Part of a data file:
------------------------

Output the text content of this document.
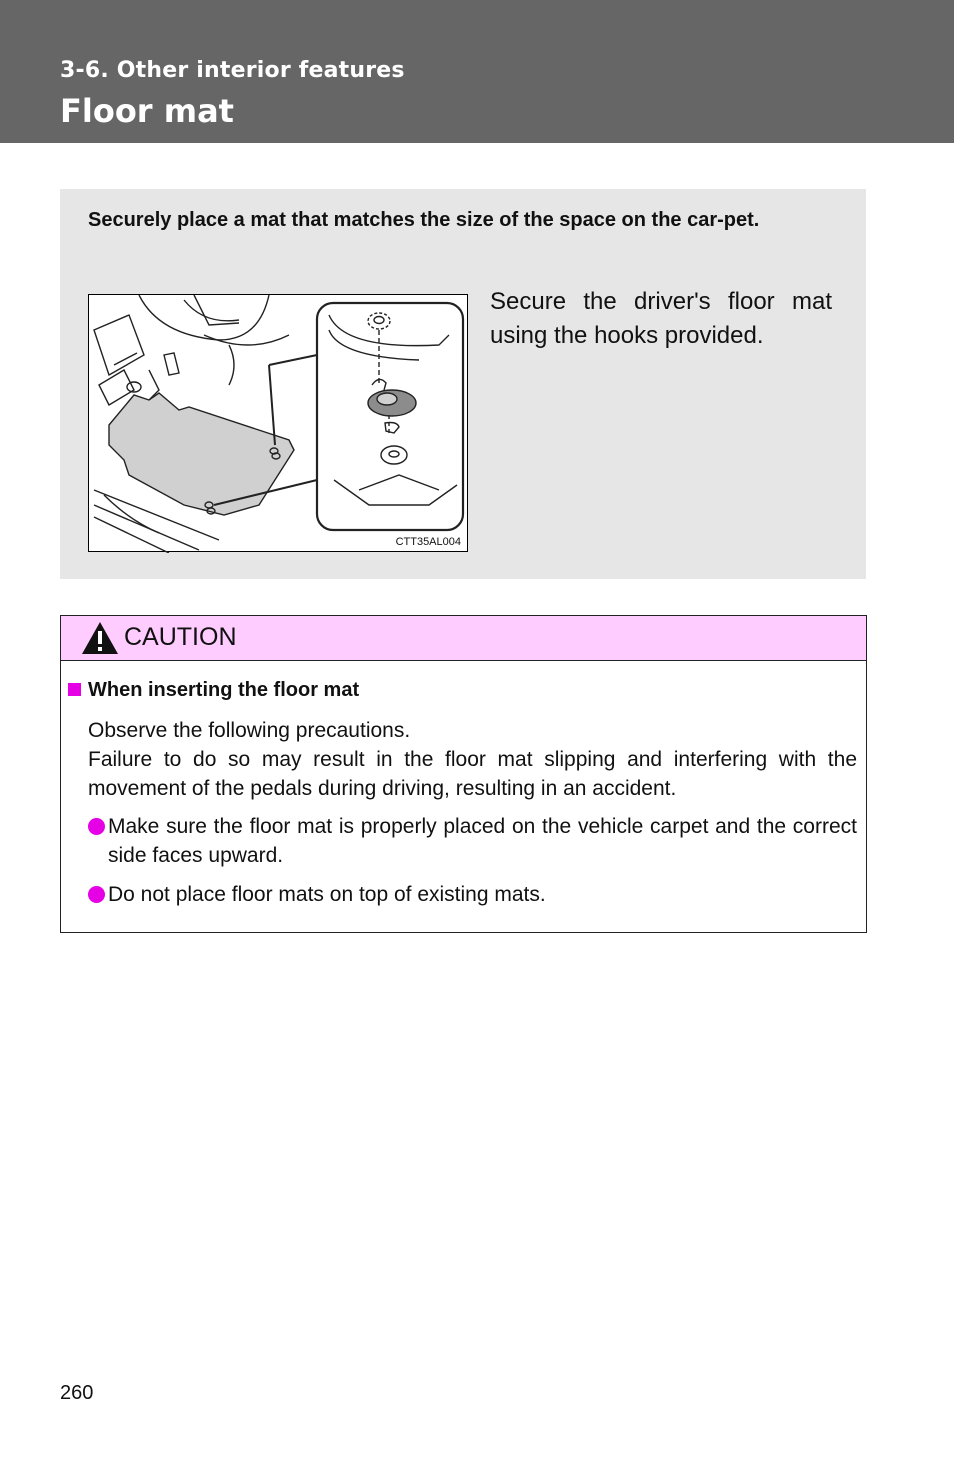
3-6. Other interior features
Floor mat
Securely place a mat that matches the size of the space on the car-pet.
CTT35AL004
Secure the driver's floor mat using the hooks provided.
CAUTION
When inserting the floor mat
Observe the following precautions.
Failure to do so may result in the floor mat slipping and interfering with the movement of the pedals during driving, resulting in an accident.
Make sure the floor mat is properly placed on the vehicle carpet and the correct side faces upward.
Do not place floor mats on top of existing mats.
260
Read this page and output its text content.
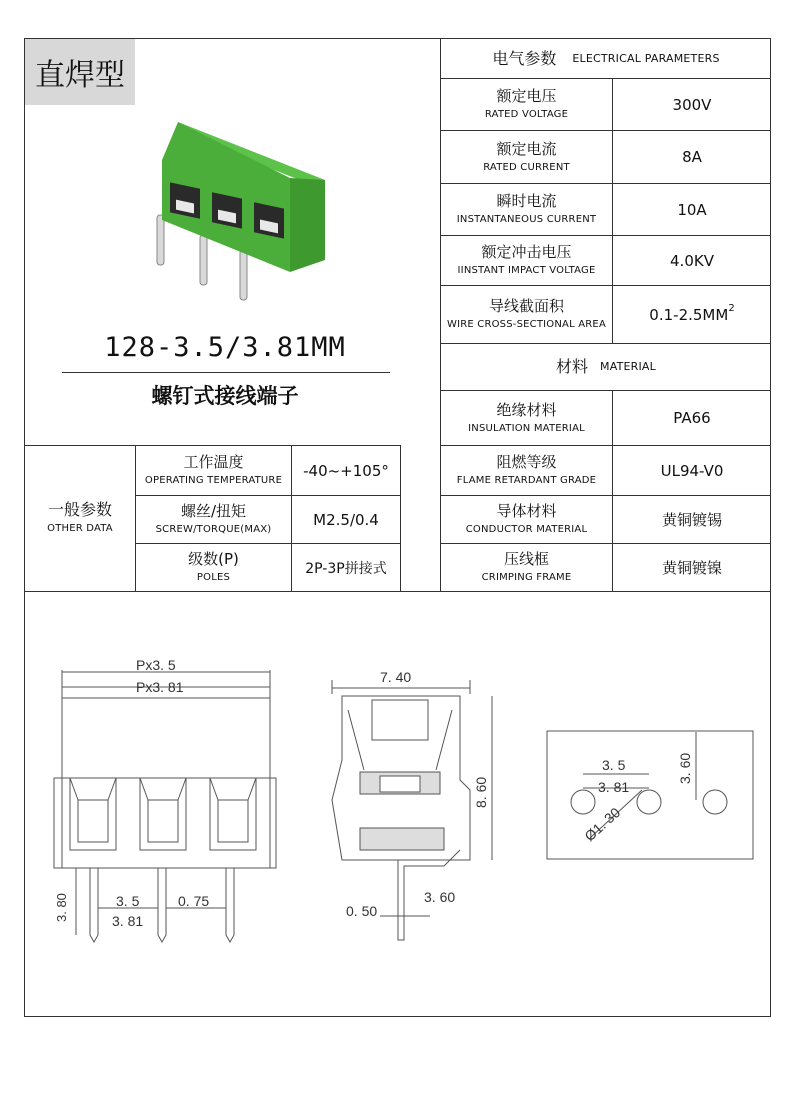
直焊型
128-3.5/3.81MM
螺钉式接线端子
电气参数 ELECTRICAL PARAMETERS
额定电压
RATED VOLTAGE
300V
额定电流
RATED CURRENT
8A
瞬时电流
INSTANTANEOUS CURRENT
10A
额定冲击电压
IINSTANT IMPACT VOLTAGE
4.0KV
导线截面积
WIRE CROSS-SECTIONAL AREA
$0.1-2.5MM^2$
材料 MATERIAL
绝缘材料
INSULATION MATERIAL
PA66
阻燃等级
FLAME RETARDANT GRADE
UL94-V0
导体材料
CONDUCTOR MATERIAL
黄铜镀锡
压线框
CRIMPING FRAME
黄铜镀镍
一般参数
OTHER DATA
工作温度
OPERATING TEMPERATURE
-40~+105°
螺丝/扭矩
SCREW/TORQUE(MAX)
M2.5/0.4
级数(P)
POLES
2P-3P拼接式
Px3. 5
Px3. 81
3. 80	3. 5
3. 81
0. 75
7. 40
8. 60
0. 50
3. 60
3. 5
3. 81
3. 60
Ø1. 30
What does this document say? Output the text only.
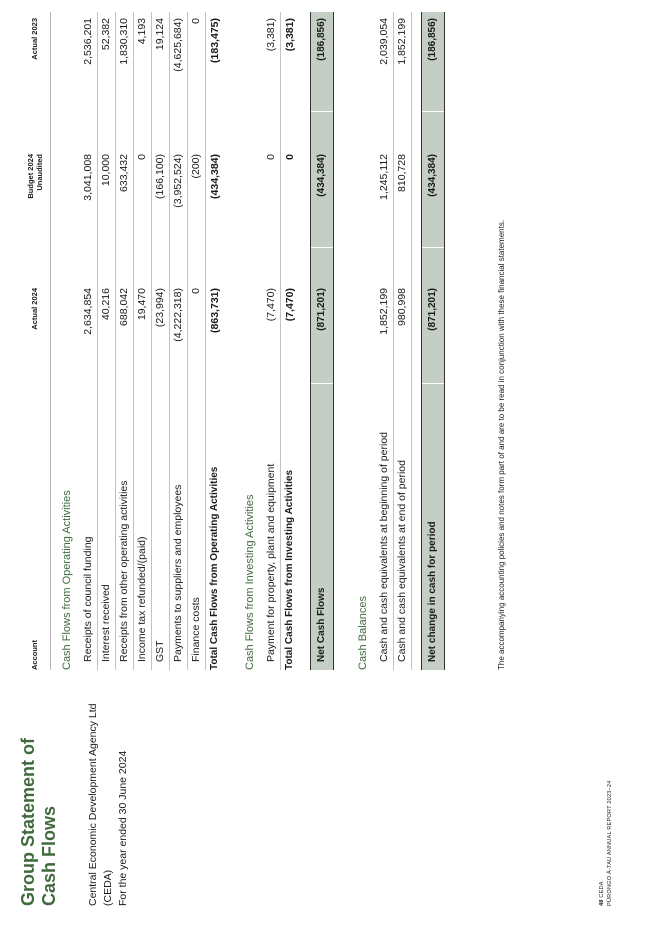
Group Statement of Cash Flows	Central Economic Development Agency Ltd (CEDA) For the year ended 30 June 2024	48 CEDA PŪRONGO Ā-TAU ANNUAL REPORT 2023–24
Account
Actual 2024
Budget 2024 Unaudited
Actual 2023
Cash Flows from Operating Activities Receipts of council funding
2,634,854
3,041,008
2,536,201
Interest received
40,216
10,000
52,382
Receipts from other operating activities
688,042
633,432
1,830,310
Income tax refunded/(paid)
19,470
0
4,193
GST
(23,994)
(166,100)
19,124
Payments to suppliers and employees
(4,222,318)
(3,952,524)
(4,625,684)
Finance costs
0
(200)
0
Total Cash Flows from Operating Activities
(863,731)
(434,384)
(183,475)
Cash Flows from Investing Activities Payment for property, plant and equipment
(7,470)
0
(3,381)
Total Cash Flows from Investing Activities
(7,470)
0
(3,381)
Net Cash Flows
(871,201)
(434,384)
(186,856)
Cash Balances Cash and cash equivalents at beginning of period
1,852,199
1,245,112
2,039,054
Cash and cash equivalents at end of period
980,998
810,728
1,852,199
Net change in cash for period
(871,201)
(434,384)
(186,856)
The accompanying accounting policies and notes form part of and are to be read in conjunction with these financial statements.
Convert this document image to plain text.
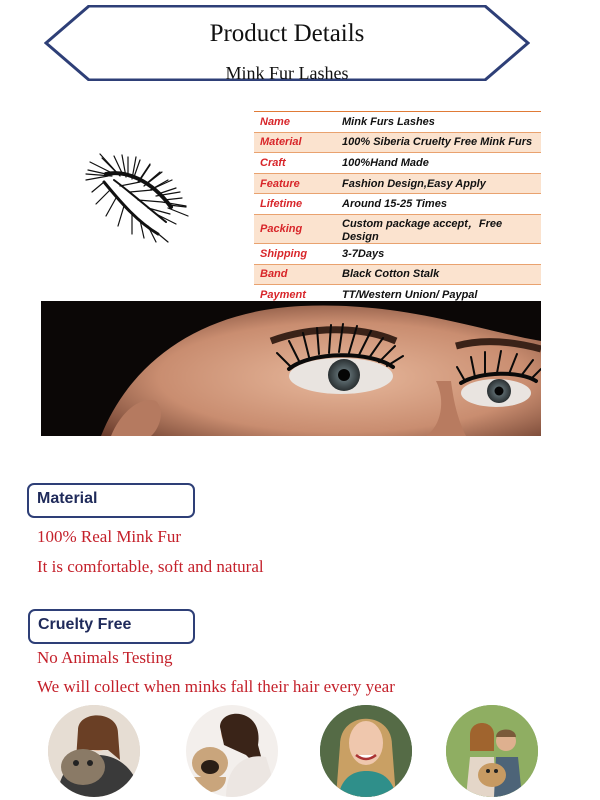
Product Details
Mink Fur Lashes
Name	Mink Furs Lashes
Material	100% Siberia Cruelty Free Mink Furs
Craft	100%Hand Made
Feature	Fashion Design,Easy Apply
Lifetime	Around 15-25 Times
Packing	Custom package accept，Free Design
Shipping	3-7Days
Band	Black Cotton Stalk
Payment	TT/Western Union/ Paypal
Material
100% Real Mink Fur
It is comfortable, soft and natural
Cruelty Free
No Animals Testing
We will collect when minks fall their hair every year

------------------------

Provide only the count of lines in the data above that include the string "Receipts".

REPLY TO THE TASK
2